* **Compiti da svolgere**
1. Secondo il brano sulle deleghe F24, quali conti movimenta il pagamento delle addizionali?
2. Trascrivi dal brano sulle deleghe F24 la parte che comincia con "Con il modello" e finisce con "artigiani e commercianti).".

* **Brano proposto**
·····
# Forum Argomenti di discussione F24 e invii telematici  Add. deleghe fisco/inps/regione

## Angie

In data x con mezzo banca ho effettuato il pagamento dell'add. deleghe FISCO/INPS/REGIONE ; stessa cosa in data y.
Queste voci vanno in CE o SP? :EEK!: 
Ma soprattutto, che sono?

----------


## danilo sciuto

> In data x con mezzo banca ho effettuato il pagamento dell'add. deleghe FISCO/INPS/REGIONE ; stessa cosa in data y.
> Queste voci vanno in CE o SP?
> Ma soprattutto, che sono?

  Se stai parlando delle addizionali, il pagamento movimenta solo conti finanziari. 
ciao

----------


## Contabile

Con il modello F24 vengono pagati tributi e contributi vari. (Ritenute dipendenti, professionisti, provvigioni, saldi ed acconti IRPEF, IRES, IRAP, contributi previdenziali dipendenti, Gestione Separata, Inail, contributi fissi e percentuali di artigiani e commercianti).
·····
* **Raccolta dei record**
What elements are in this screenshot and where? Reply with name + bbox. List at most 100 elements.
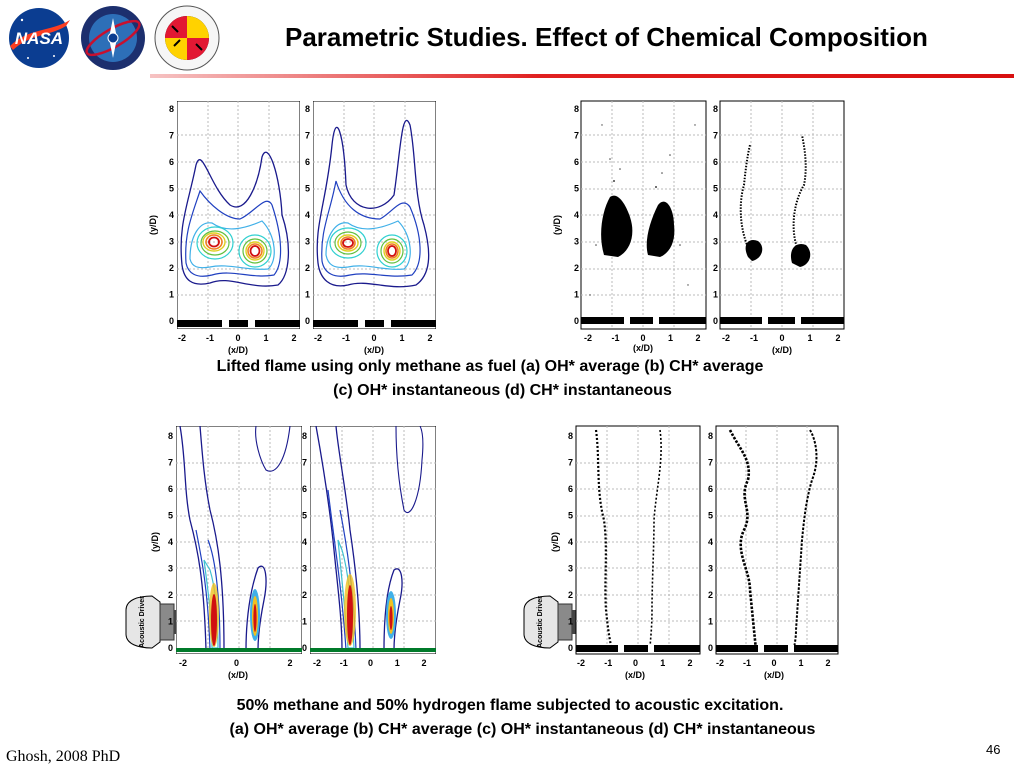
·····
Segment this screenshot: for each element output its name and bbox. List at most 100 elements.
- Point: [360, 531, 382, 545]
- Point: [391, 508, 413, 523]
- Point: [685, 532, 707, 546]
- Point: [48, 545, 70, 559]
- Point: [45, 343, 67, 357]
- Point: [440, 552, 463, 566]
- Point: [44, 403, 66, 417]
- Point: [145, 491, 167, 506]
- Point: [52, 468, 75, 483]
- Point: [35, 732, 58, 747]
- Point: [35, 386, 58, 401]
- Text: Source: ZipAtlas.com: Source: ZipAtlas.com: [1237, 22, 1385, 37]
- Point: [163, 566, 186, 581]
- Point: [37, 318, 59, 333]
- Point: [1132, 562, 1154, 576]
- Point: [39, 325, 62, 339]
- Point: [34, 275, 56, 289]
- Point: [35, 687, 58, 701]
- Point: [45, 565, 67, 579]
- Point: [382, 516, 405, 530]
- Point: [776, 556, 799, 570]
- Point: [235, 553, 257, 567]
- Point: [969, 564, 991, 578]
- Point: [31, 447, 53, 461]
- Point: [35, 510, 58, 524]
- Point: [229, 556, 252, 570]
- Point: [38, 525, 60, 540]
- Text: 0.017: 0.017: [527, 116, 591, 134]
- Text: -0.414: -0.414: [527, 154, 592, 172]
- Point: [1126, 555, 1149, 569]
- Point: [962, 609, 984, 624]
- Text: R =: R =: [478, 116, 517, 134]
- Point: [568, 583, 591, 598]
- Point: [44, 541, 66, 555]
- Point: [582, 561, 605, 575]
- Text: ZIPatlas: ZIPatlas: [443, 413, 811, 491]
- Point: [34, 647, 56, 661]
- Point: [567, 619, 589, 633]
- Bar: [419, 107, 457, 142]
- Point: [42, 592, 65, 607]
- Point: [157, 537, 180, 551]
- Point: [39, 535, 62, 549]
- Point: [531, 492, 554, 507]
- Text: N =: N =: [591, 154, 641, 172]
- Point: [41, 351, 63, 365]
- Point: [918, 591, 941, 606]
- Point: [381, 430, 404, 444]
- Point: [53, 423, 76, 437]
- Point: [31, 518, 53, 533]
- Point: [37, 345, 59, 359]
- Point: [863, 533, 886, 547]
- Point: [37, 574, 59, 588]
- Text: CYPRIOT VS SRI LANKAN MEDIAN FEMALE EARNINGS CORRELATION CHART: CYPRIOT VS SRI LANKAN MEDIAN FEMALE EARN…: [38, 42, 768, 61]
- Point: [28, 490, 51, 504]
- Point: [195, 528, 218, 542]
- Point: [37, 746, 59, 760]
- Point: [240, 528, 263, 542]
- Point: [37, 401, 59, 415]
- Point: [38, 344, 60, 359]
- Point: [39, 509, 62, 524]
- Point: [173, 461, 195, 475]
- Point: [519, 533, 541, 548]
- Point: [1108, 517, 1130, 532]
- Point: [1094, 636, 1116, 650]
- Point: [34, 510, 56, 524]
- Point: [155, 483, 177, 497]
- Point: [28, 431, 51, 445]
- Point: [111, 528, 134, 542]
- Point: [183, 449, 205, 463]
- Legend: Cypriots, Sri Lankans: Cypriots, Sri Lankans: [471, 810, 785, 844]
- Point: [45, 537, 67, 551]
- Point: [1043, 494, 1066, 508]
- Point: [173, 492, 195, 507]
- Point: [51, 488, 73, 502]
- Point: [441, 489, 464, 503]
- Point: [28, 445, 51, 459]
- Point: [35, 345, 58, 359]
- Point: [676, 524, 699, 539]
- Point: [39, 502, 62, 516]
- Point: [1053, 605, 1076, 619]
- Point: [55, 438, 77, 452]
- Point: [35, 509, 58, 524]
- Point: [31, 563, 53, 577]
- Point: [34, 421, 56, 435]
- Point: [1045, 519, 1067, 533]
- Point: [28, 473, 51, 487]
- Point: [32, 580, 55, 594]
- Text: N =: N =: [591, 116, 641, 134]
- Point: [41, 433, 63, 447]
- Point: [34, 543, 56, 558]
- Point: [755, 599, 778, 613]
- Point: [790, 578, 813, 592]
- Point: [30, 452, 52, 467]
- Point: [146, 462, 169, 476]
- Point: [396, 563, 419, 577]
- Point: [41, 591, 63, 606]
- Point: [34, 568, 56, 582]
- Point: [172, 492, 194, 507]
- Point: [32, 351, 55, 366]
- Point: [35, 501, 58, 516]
·····
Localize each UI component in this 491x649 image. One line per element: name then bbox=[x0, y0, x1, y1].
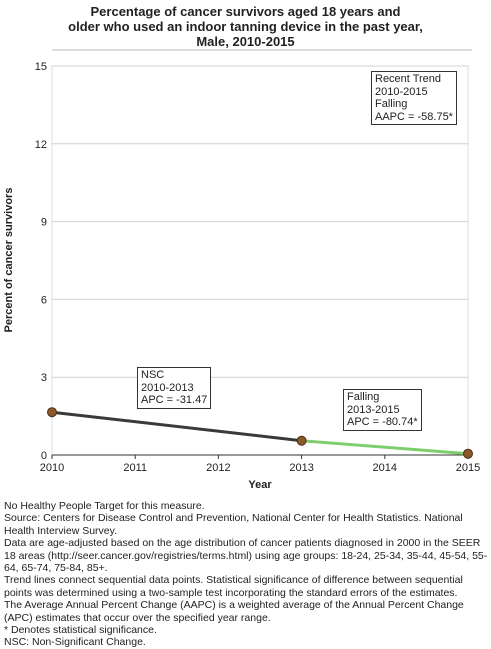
·····
* **Soluzioni svolte**
1. Movimenta solo conti finanziari.

2.
Con il modello F24 vengono pagati tributi e contributi vari. (Ritenute dipendenti, professionisti, provvigioni, saldi ed acconti IRPEF, IRES, IRAP, contributi previdenziali dipendenti, Gestione Separata, Inail, contributi fissi e percentuali di artigiani e commercianti).